RECORDS SUPPLIED

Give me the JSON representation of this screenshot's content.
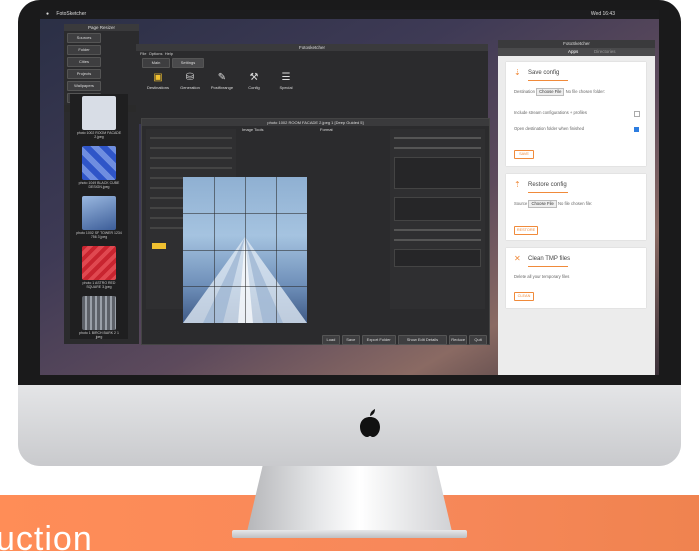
{
  "menubar": {
    "app_name": "FotoSketcher",
    "clock": "Wed 16:43"
  },
  "left_panel": {
    "title": "Page Resizer",
    "tabs": [
      "Sources",
      "Folder",
      "Cities",
      "Projects",
      "Wallpapers",
      "Decoration"
    ],
    "header": "Page Features",
    "thumbnails": [
      {
        "caption": "photo 1002 ROOM FACADE 2.jpeg",
        "color": "#d8dde6"
      },
      {
        "caption": "photo 1049 BLACK CUBE DESIGN.jpeg",
        "color": "#2f55c8"
      },
      {
        "caption": "photo 1002 SF TOWER 1234 756 3 jpeg",
        "color": "#5a7bb0"
      },
      {
        "caption": "photo 1 ASTRO RED SQUARE 3.jpeg",
        "color": "#c8242f"
      },
      {
        "caption": "photo 1 BIRCH BARK 2 1 jpeg",
        "color": "#5d6168"
      }
    ]
  },
  "main_window": {
    "title": "Fotosketcher",
    "menu": [
      "File",
      "Options",
      "Help"
    ],
    "tabs": [
      "Main",
      "Settings"
    ],
    "tools": [
      {
        "icon": "briefcase-icon",
        "label": "Destinations"
      },
      {
        "icon": "database-icon",
        "label": "Generation"
      },
      {
        "icon": "wrench-icon",
        "label": "Postfixrange"
      },
      {
        "icon": "tools-icon",
        "label": "Config"
      },
      {
        "icon": "list-icon",
        "label": "Special"
      }
    ]
  },
  "editor_window": {
    "title": "photo 1002 ROOM FACADE 2.jpeg 1 [Deep Guided 5]",
    "image_tools_label": "Image Tools",
    "format_label": "Format",
    "bottom_buttons": [
      "Load",
      "Save",
      "Export Folder",
      "Show Edit Details",
      "Reduce",
      "Quit"
    ]
  },
  "right_panel": {
    "title": "FotoSketcher",
    "tabs": [
      "Apps",
      "Directories"
    ],
    "cards": [
      {
        "icon": "download-icon",
        "title": "Save config",
        "line1_pre": "Destination",
        "choose_label": "Choose File",
        "line1_post": "No file chosen",
        "line1_tail": "folder:",
        "option1": "Include stream configurations + profiles",
        "option2": "Open destination folder when finished",
        "button": "SAVE"
      },
      {
        "icon": "upload-icon",
        "title": "Restore config",
        "line1_pre": "Source",
        "choose_label": "Choose File",
        "line1_post": "No file chosen",
        "line1_tail": "file:",
        "button": "RESTORE"
      },
      {
        "icon": "close-icon",
        "title": "Clean TMP files",
        "line1_pre": "Delete all your temporary files",
        "button": "CLEAN"
      }
    ]
  },
  "banner": {
    "text": "uction"
  },
  "colors": {
    "accent": "#f08a3a",
    "banner": "#f7885a",
    "tool_icon": "#f0c030"
  }
}
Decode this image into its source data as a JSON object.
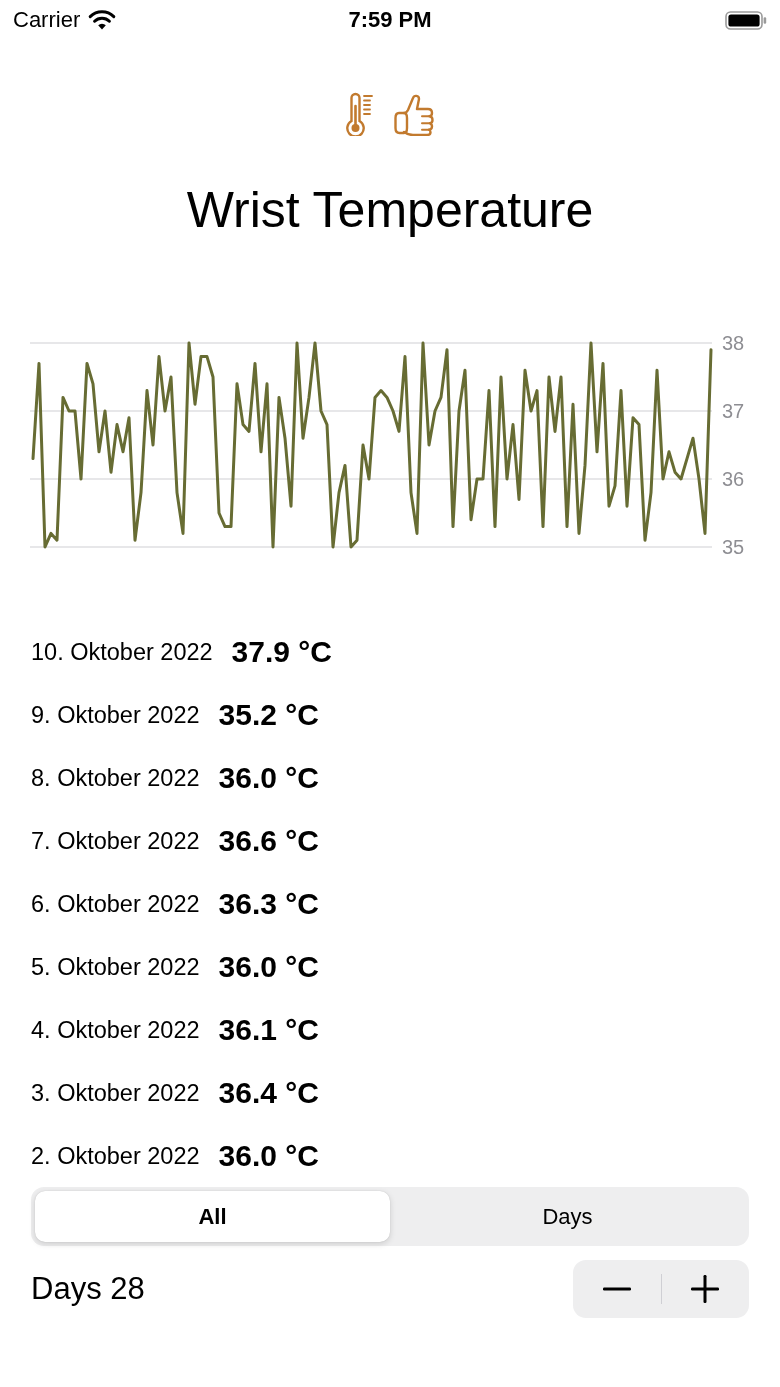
{
  "status_bar": {
    "carrier": "Carrier",
    "time": "7:59 PM"
  },
  "header": {
    "title": "Wrist Temperature"
  },
  "chart": {
    "chart_data": {
      "type": "line",
      "ylim": [
        35,
        38
      ],
      "yticks": [
        35,
        36,
        37,
        38
      ],
      "series": [
        {
          "color": "#676c33",
          "values": [
            36.3,
            37.7,
            35.0,
            35.2,
            35.1,
            37.2,
            37.0,
            37.0,
            36.0,
            37.7,
            37.4,
            36.4,
            37.0,
            36.1,
            36.8,
            36.4,
            36.9,
            35.1,
            35.8,
            37.3,
            36.5,
            37.8,
            37.0,
            37.5,
            35.8,
            35.2,
            38.0,
            37.1,
            37.8,
            37.8,
            37.5,
            35.5,
            35.3,
            35.3,
            37.4,
            36.8,
            36.7,
            37.7,
            36.4,
            37.4,
            35.0,
            37.2,
            36.6,
            35.6,
            38.0,
            36.6,
            37.2,
            38.0,
            37.0,
            36.8,
            35.0,
            35.8,
            36.2,
            35.0,
            35.1,
            36.5,
            36.0,
            37.2,
            37.3,
            37.2,
            37.0,
            36.7,
            37.8,
            35.8,
            35.2,
            38.0,
            36.5,
            37.0,
            37.2,
            37.9,
            35.3,
            37.0,
            37.6,
            35.4,
            36.0,
            36.0,
            37.3,
            35.3,
            37.5,
            36.0,
            36.8,
            35.7,
            37.6,
            37.0,
            37.3,
            35.3,
            37.5,
            36.7,
            37.5,
            35.3,
            37.1,
            35.2,
            36.2,
            38.0,
            36.4,
            37.7,
            35.6,
            35.9,
            37.3,
            35.6,
            36.9,
            36.8,
            35.1,
            35.8,
            37.6,
            36.0,
            36.4,
            36.1,
            36.0,
            36.3,
            36.6,
            36.0,
            35.2,
            37.9
          ]
        }
      ]
    }
  },
  "readings": [
    {
      "date": "10. Oktober 2022",
      "temperature": "37.9 °C"
    },
    {
      "date": "9. Oktober 2022",
      "temperature": "35.2 °C"
    },
    {
      "date": "8. Oktober 2022",
      "temperature": "36.0 °C"
    },
    {
      "date": "7. Oktober 2022",
      "temperature": "36.6 °C"
    },
    {
      "date": "6. Oktober 2022",
      "temperature": "36.3 °C"
    },
    {
      "date": "5. Oktober 2022",
      "temperature": "36.0 °C"
    },
    {
      "date": "4. Oktober 2022",
      "temperature": "36.1 °C"
    },
    {
      "date": "3. Oktober 2022",
      "temperature": "36.4 °C"
    },
    {
      "date": "2. Oktober 2022",
      "temperature": "36.0 °C"
    }
  ],
  "segments": [
    {
      "label": "All",
      "selected": true
    },
    {
      "label": "Days",
      "selected": false
    }
  ],
  "days": {
    "label": "Days 28"
  }
}
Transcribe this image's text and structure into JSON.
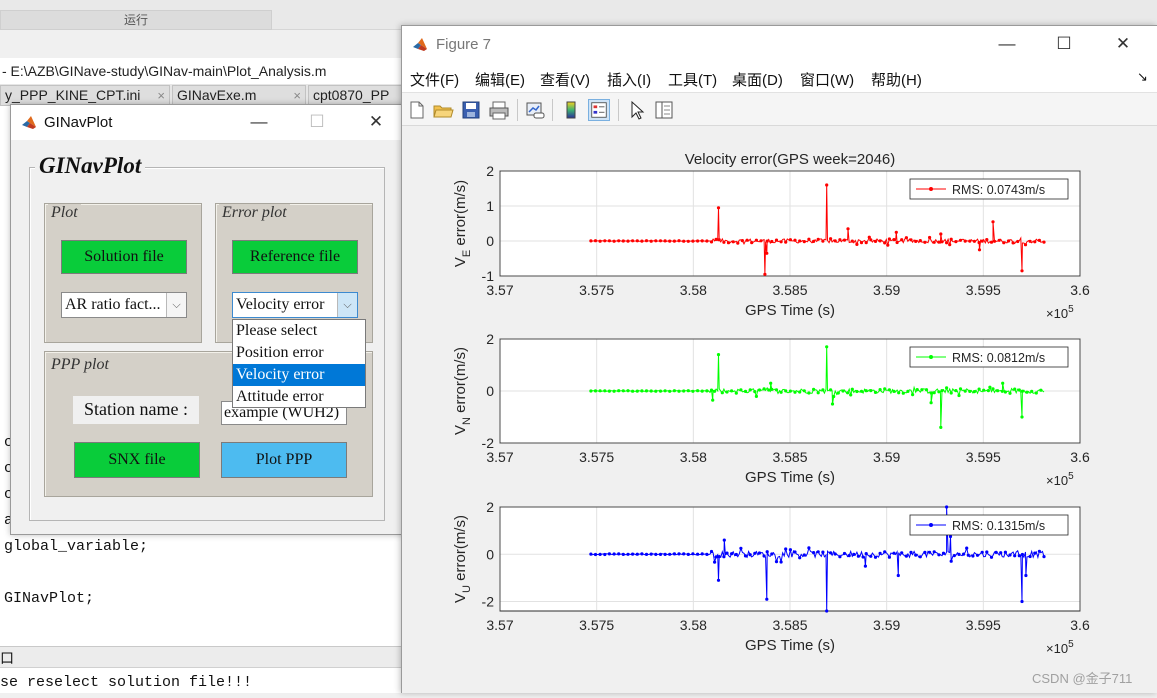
{
  "ide": {
    "run_tab": "运行",
    "editor_title": "- E:\\AZB\\GINave-study\\GINav-main\\Plot_Analysis.m",
    "tabs": [
      {
        "label": "y_PPP_KINE_CPT.ini",
        "close": "×"
      },
      {
        "label": "GINavExe.m",
        "close": "×"
      },
      {
        "label": "cpt0870_PP"
      }
    ],
    "code_lines": [
      "global_variable;",
      "GINavPlot;"
    ],
    "code_fragments": [
      "c",
      "c",
      "c",
      "a"
    ],
    "cmd_header_char": "口",
    "cmd_output": "se reselect solution file!!!"
  },
  "gui": {
    "window_title": "GINavPlot",
    "controls": {
      "min": "—",
      "max": "☐",
      "close": "✕"
    },
    "main_title": "GINavPlot",
    "plot_panel": {
      "title": "Plot",
      "solution_button": "Solution file",
      "select_value": "AR ratio fact..."
    },
    "error_panel": {
      "title": "Error plot",
      "reference_button": "Reference file",
      "select_value": "Velocity error",
      "options": [
        "Please select",
        "Position error",
        "Velocity error",
        "Attitude error"
      ],
      "selected_index": 2
    },
    "ppp_panel": {
      "title": "PPP plot",
      "station_label": "Station name :",
      "station_value": "example (WUH2)",
      "snx_button": "SNX file",
      "plot_button": "Plot PPP"
    }
  },
  "figure": {
    "window_title": "Figure 7",
    "controls": {
      "min": "—",
      "max": "☐",
      "close": "✕"
    },
    "menu": [
      "文件(F)",
      "编辑(E)",
      "查看(V)",
      "插入(I)",
      "工具(T)",
      "桌面(D)",
      "窗口(W)",
      "帮助(H)"
    ],
    "menu_arrow": "↘",
    "toolbar": [
      "new-figure",
      "open-file",
      "save",
      "print",
      "link-plot",
      "colorbar",
      "legend",
      "pointer",
      "property-inspector"
    ],
    "watermark": "CSDN @金子711"
  },
  "colors": {
    "east": "#ff0000",
    "north": "#00ff00",
    "up": "#0000ff",
    "button_green": "#09cc3a",
    "button_blue": "#4dbbf0",
    "panel_gray": "#d4d0c8",
    "select_highlight": "#0078d7"
  },
  "chart_data": [
    {
      "type": "line",
      "title": "Velocity error(GPS week=2046)",
      "xlabel": "GPS Time (s)",
      "ylabel": "V_E error(m/s)",
      "xlim": [
        357000,
        360000
      ],
      "ylim": [
        -1,
        2
      ],
      "xticks": [
        "3.57",
        "3.575",
        "3.58",
        "3.585",
        "3.59",
        "3.595",
        "3.6"
      ],
      "xexponent": "×10^5",
      "yticks": [
        "-1",
        "0",
        "1",
        "2"
      ],
      "legend": "RMS: 0.0743m/s",
      "legend_position": "top-right",
      "grid": true,
      "series": [
        {
          "color": "#ff0000",
          "x_range": [
            357470,
            359820
          ],
          "dense_from": 358080,
          "noise": 0.06,
          "spikes": [
            [
              358130,
              0.95
            ],
            [
              358370,
              -0.95
            ],
            [
              358380,
              -0.35
            ],
            [
              358690,
              1.6
            ],
            [
              358800,
              0.35
            ],
            [
              359050,
              0.25
            ],
            [
              359280,
              0.2
            ],
            [
              359550,
              0.55
            ],
            [
              359700,
              -0.85
            ],
            [
              359480,
              -0.25
            ]
          ]
        }
      ]
    },
    {
      "type": "line",
      "title": "",
      "xlabel": "GPS Time (s)",
      "ylabel": "V_N error(m/s)",
      "xlim": [
        357000,
        360000
      ],
      "ylim": [
        -2,
        2
      ],
      "xticks": [
        "3.57",
        "3.575",
        "3.58",
        "3.585",
        "3.59",
        "3.595",
        "3.6"
      ],
      "xexponent": "×10^5",
      "yticks": [
        "-2",
        "0",
        "2"
      ],
      "legend": "RMS: 0.0812m/s",
      "legend_position": "top-right",
      "grid": true,
      "series": [
        {
          "color": "#00ff00",
          "x_range": [
            357470,
            359820
          ],
          "dense_from": 358080,
          "noise": 0.09,
          "spikes": [
            [
              358130,
              1.4
            ],
            [
              358100,
              -0.35
            ],
            [
              358690,
              1.7
            ],
            [
              358720,
              -0.5
            ],
            [
              359280,
              -1.4
            ],
            [
              359230,
              -0.45
            ],
            [
              359700,
              -1.0
            ],
            [
              359600,
              0.3
            ],
            [
              358400,
              0.3
            ]
          ]
        }
      ]
    },
    {
      "type": "line",
      "title": "",
      "xlabel": "GPS Time (s)",
      "ylabel": "V_U error(m/s)",
      "xlim": [
        357000,
        360000
      ],
      "ylim": [
        -2.4,
        2
      ],
      "xticks": [
        "3.57",
        "3.575",
        "3.58",
        "3.585",
        "3.59",
        "3.595",
        "3.6"
      ],
      "xexponent": "×10^5",
      "yticks": [
        "-2",
        "0",
        "2"
      ],
      "legend": "RMS: 0.1315m/s",
      "legend_position": "top-right",
      "grid": true,
      "series": [
        {
          "color": "#0000ff",
          "x_range": [
            357470,
            359820
          ],
          "dense_from": 358080,
          "noise": 0.13,
          "spikes": [
            [
              358130,
              -1.1
            ],
            [
              358380,
              -1.9
            ],
            [
              358690,
              -2.4
            ],
            [
              359310,
              2.0
            ],
            [
              359330,
              0.75
            ],
            [
              359700,
              -2.0
            ],
            [
              359720,
              -0.9
            ],
            [
              359060,
              -0.9
            ],
            [
              358890,
              -0.5
            ],
            [
              358160,
              0.6
            ]
          ]
        }
      ]
    }
  ]
}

REQUEST
Copy all lines from the material that contain "FACADE".

WORKED ANSWER
        "caption": "photo 1002 ROOM FACADE 2.jpeg",
    "title": "photo 1002 ROOM FACADE 2.jpeg 1 [Deep Guided 5]",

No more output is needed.